• [Task description]:
Copy out all lines of the records in which the word "заявления" appears.

[Stored items]

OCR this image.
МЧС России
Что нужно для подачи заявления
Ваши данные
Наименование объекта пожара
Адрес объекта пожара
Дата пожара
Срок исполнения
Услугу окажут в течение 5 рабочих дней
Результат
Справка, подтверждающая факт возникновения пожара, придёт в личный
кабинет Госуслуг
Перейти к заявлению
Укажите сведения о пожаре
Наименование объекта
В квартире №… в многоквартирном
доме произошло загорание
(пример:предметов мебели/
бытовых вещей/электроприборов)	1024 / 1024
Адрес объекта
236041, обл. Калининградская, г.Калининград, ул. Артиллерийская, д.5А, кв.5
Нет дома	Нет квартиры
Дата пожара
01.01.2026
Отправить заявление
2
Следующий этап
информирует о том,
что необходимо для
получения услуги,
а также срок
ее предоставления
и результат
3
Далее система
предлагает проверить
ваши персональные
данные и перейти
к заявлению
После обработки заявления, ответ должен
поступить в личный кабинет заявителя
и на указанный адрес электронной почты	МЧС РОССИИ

• [Result for this exercise]:
Что нужно для подачи заявления
После обработки заявления, ответ должен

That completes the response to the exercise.